Take all the material and copy it exactly.

### Information provided ###

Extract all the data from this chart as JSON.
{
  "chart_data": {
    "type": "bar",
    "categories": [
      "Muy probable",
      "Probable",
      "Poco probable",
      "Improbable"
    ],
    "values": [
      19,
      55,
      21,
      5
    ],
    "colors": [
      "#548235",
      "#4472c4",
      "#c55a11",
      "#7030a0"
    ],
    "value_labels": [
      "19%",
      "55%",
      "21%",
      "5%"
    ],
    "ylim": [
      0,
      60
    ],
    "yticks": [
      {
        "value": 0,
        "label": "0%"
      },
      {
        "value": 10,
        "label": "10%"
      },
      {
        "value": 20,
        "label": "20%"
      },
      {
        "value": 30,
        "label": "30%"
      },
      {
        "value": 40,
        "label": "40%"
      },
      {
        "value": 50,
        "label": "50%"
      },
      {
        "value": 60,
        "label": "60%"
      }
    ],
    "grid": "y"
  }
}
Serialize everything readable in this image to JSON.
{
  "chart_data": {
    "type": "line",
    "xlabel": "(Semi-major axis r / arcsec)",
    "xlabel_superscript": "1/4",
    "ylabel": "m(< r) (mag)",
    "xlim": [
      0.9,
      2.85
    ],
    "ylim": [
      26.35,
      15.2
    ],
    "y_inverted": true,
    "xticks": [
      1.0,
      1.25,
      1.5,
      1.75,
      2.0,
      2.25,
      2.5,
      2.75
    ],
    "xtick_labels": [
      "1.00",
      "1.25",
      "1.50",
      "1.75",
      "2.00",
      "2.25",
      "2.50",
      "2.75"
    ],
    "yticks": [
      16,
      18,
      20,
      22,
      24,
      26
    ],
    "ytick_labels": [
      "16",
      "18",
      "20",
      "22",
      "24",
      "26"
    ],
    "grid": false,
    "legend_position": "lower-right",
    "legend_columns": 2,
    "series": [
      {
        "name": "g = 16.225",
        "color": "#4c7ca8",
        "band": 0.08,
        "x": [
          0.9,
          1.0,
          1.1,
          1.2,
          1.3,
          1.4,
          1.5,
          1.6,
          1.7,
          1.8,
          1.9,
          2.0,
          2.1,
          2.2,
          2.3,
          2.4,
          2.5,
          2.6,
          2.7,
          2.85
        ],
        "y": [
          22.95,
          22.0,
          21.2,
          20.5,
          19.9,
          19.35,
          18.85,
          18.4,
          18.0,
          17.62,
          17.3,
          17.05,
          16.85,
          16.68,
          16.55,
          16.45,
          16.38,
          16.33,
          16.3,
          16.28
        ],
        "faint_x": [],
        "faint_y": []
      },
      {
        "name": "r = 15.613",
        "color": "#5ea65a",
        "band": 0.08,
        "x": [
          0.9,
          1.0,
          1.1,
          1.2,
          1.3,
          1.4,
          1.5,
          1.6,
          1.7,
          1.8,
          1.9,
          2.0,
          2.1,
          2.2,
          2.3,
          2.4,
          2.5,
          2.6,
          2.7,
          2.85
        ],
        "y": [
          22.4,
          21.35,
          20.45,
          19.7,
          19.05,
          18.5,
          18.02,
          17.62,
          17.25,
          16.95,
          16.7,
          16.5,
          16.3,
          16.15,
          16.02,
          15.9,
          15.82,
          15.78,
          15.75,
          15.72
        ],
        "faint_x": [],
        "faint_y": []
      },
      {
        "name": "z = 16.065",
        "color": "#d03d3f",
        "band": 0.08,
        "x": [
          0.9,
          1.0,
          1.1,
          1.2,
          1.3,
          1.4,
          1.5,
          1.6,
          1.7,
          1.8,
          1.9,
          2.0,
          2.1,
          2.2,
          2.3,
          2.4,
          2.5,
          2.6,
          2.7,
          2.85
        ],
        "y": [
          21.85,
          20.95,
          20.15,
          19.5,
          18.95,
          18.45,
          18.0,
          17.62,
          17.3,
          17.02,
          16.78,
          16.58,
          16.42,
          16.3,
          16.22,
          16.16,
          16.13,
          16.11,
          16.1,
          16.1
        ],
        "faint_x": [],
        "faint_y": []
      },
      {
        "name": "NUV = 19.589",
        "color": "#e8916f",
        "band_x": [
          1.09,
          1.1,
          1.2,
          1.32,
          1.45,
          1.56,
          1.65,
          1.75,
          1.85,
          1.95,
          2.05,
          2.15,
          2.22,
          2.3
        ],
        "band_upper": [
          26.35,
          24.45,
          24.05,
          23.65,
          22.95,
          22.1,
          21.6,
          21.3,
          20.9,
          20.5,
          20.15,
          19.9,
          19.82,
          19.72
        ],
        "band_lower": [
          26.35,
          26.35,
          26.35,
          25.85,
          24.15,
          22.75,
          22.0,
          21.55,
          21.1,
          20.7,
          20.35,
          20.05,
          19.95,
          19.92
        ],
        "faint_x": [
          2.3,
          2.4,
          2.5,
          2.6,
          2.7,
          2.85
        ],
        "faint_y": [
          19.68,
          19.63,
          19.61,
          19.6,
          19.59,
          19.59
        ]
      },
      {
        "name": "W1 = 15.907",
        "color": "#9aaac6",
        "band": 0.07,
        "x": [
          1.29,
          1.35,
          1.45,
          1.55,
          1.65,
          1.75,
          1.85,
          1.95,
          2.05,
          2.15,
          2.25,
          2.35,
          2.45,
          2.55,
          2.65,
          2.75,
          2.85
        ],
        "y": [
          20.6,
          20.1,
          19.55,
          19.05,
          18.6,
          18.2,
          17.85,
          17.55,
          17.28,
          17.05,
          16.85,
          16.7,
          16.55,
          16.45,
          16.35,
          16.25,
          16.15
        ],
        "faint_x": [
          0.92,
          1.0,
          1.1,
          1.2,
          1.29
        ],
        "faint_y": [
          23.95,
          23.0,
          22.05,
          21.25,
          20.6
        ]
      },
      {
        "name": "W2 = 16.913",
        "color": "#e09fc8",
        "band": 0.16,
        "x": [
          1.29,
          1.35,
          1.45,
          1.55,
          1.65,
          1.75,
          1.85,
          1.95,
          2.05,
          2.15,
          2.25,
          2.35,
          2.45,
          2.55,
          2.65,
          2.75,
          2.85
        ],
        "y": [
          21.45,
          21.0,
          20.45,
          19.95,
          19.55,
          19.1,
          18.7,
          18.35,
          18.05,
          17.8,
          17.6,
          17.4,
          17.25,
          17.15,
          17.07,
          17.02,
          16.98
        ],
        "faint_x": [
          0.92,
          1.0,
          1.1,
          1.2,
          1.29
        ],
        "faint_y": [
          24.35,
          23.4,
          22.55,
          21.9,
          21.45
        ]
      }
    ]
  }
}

###

[Solution]
Extract all the data from this chart as JSON.
{
  "chart_data": {
    "type": "bar",
    "categories": [
      "Muy probable",
      "Probable",
      "Poco probable",
      "Improbable"
    ],
    "values": [
      19,
      55,
      21,
      5
    ],
    "colors": [
      "#548235",
      "#4472c4",
      "#c55a11",
      "#7030a0"
    ],
    "value_labels": [
      "19%",
      "55%",
      "21%",
      "5%"
    ],
    "ylim": [
      0,
      60
    ],
    "yticks": [
      {
        "value": 0,
        "label": "0%"
      },
      {
        "value": 10,
        "label": "10%"
      },
      {
        "value": 20,
        "label": "20%"
      },
      {
        "value": 30,
        "label": "30%"
      },
      {
        "value": 40,
        "label": "40%"
      },
      {
        "value": 50,
        "label": "50%"
      },
      {
        "value": 60,
        "label": "60%"
      }
    ],
    "grid": "y"
  }
}
Serialize everything readable in this image to JSON.
{
  "chart_data": {
    "type": "line",
    "xlabel": "(Semi-major axis r / arcsec)",
    "xlabel_superscript": "1/4",
    "ylabel": "m(< r) (mag)",
    "xlim": [
      0.9,
      2.85
    ],
    "ylim": [
      26.35,
      15.2
    ],
    "y_inverted": true,
    "xticks": [
      1.0,
      1.25,
      1.5,
      1.75,
      2.0,
      2.25,
      2.5,
      2.75
    ],
    "xtick_labels": [
      "1.00",
      "1.25",
      "1.50",
      "1.75",
      "2.00",
      "2.25",
      "2.50",
      "2.75"
    ],
    "yticks": [
      16,
      18,
      20,
      22,
      24,
      26
    ],
    "ytick_labels": [
      "16",
      "18",
      "20",
      "22",
      "24",
      "26"
    ],
    "grid": false,
    "legend_position": "lower-right",
    "legend_columns": 2,
    "series": [
      {
        "name": "g = 16.225",
        "color": "#4c7ca8",
        "band": 0.08,
        "x": [
          0.9,
          1.0,
          1.1,
          1.2,
          1.3,
          1.4,
          1.5,
          1.6,
          1.7,
          1.8,
          1.9,
          2.0,
          2.1,
          2.2,
          2.3,
          2.4,
          2.5,
          2.6,
          2.7,
          2.85
        ],
        "y": [
          22.95,
          22.0,
          21.2,
          20.5,
          19.9,
          19.35,
          18.85,
          18.4,
          18.0,
          17.62,
          17.3,
          17.05,
          16.85,
          16.68,
          16.55,
          16.45,
          16.38,
          16.33,
          16.3,
          16.28
        ],
        "faint_x": [],
        "faint_y": []
      },
      {
        "name": "r = 15.613",
        "color": "#5ea65a",
        "band": 0.08,
        "x": [
          0.9,
          1.0,
          1.1,
          1.2,
          1.3,
          1.4,
          1.5,
          1.6,
          1.7,
          1.8,
          1.9,
          2.0,
          2.1,
          2.2,
          2.3,
          2.4,
          2.5,
          2.6,
          2.7,
          2.85
        ],
        "y": [
          22.4,
          21.35,
          20.45,
          19.7,
          19.05,
          18.5,
          18.02,
          17.62,
          17.25,
          16.95,
          16.7,
          16.5,
          16.3,
          16.15,
          16.02,
          15.9,
          15.82,
          15.78,
          15.75,
          15.72
        ],
        "faint_x": [],
        "faint_y": []
      },
      {
        "name": "z = 16.065",
        "color": "#d03d3f",
        "band": 0.08,
        "x": [
          0.9,
          1.0,
          1.1,
          1.2,
          1.3,
          1.4,
          1.5,
          1.6,
          1.7,
          1.8,
          1.9,
          2.0,
          2.1,
          2.2,
          2.3,
          2.4,
          2.5,
          2.6,
          2.7,
          2.85
        ],
        "y": [
          21.85,
          20.95,
          20.15,
          19.5,
          18.95,
          18.45,
          18.0,
          17.62,
          17.3,
          17.02,
          16.78,
          16.58,
          16.42,
          16.3,
          16.22,
          16.16,
          16.13,
          16.11,
          16.1,
          16.1
        ],
        "faint_x": [],
        "faint_y": []
      },
      {
        "name": "NUV = 19.589",
        "color": "#e8916f",
        "band_x": [
          1.09,
          1.1,
          1.2,
          1.32,
          1.45,
          1.56,
          1.65,
          1.75,
          1.85,
          1.95,
          2.05,
          2.15,
          2.22,
          2.3
        ],
        "band_upper": [
          26.35,
          24.45,
          24.05,
          23.65,
          22.95,
          22.1,
          21.6,
          21.3,
          20.9,
          20.5,
          20.15,
          19.9,
          19.82,
          19.72
        ],
        "band_lower": [
          26.35,
          26.35,
          26.35,
          25.85,
          24.15,
          22.75,
          22.0,
          21.55,
          21.1,
          20.7,
          20.35,
          20.05,
          19.95,
          19.92
        ],
        "faint_x": [
          2.3,
          2.4,
          2.5,
          2.6,
          2.7,
          2.85
        ],
        "faint_y": [
          19.68,
          19.63,
          19.61,
          19.6,
          19.59,
          19.59
        ]
      },
      {
        "name": "W1 = 15.907",
        "color": "#9aaac6",
        "band": 0.07,
        "x": [
          1.29,
          1.35,
          1.45,
          1.55,
          1.65,
          1.75,
          1.85,
          1.95,
          2.05,
          2.15,
          2.25,
          2.35,
          2.45,
          2.55,
          2.65,
          2.75,
          2.85
        ],
        "y": [
          20.6,
          20.1,
          19.55,
          19.05,
          18.6,
          18.2,
          17.85,
          17.55,
          17.28,
          17.05,
          16.85,
          16.7,
          16.55,
          16.45,
          16.35,
          16.25,
          16.15
        ],
        "faint_x": [
          0.92,
          1.0,
          1.1,
          1.2,
          1.29
        ],
        "faint_y": [
          23.95,
          23.0,
          22.05,
          21.25,
          20.6
        ]
      },
      {
        "name": "W2 = 16.913",
        "color": "#e09fc8",
        "band": 0.16,
        "x": [
          1.29,
          1.35,
          1.45,
          1.55,
          1.65,
          1.75,
          1.85,
          1.95,
          2.05,
          2.15,
          2.25,
          2.35,
          2.45,
          2.55,
          2.65,
          2.75,
          2.85
        ],
        "y": [
          21.45,
          21.0,
          20.45,
          19.95,
          19.55,
          19.1,
          18.7,
          18.35,
          18.05,
          17.8,
          17.6,
          17.4,
          17.25,
          17.15,
          17.07,
          17.02,
          16.98
        ],
        "faint_x": [
          0.92,
          1.0,
          1.1,
          1.2,
          1.29
        ],
        "faint_y": [
          24.35,
          23.4,
          22.55,
          21.9,
          21.45
        ]
      }
    ]
  }
}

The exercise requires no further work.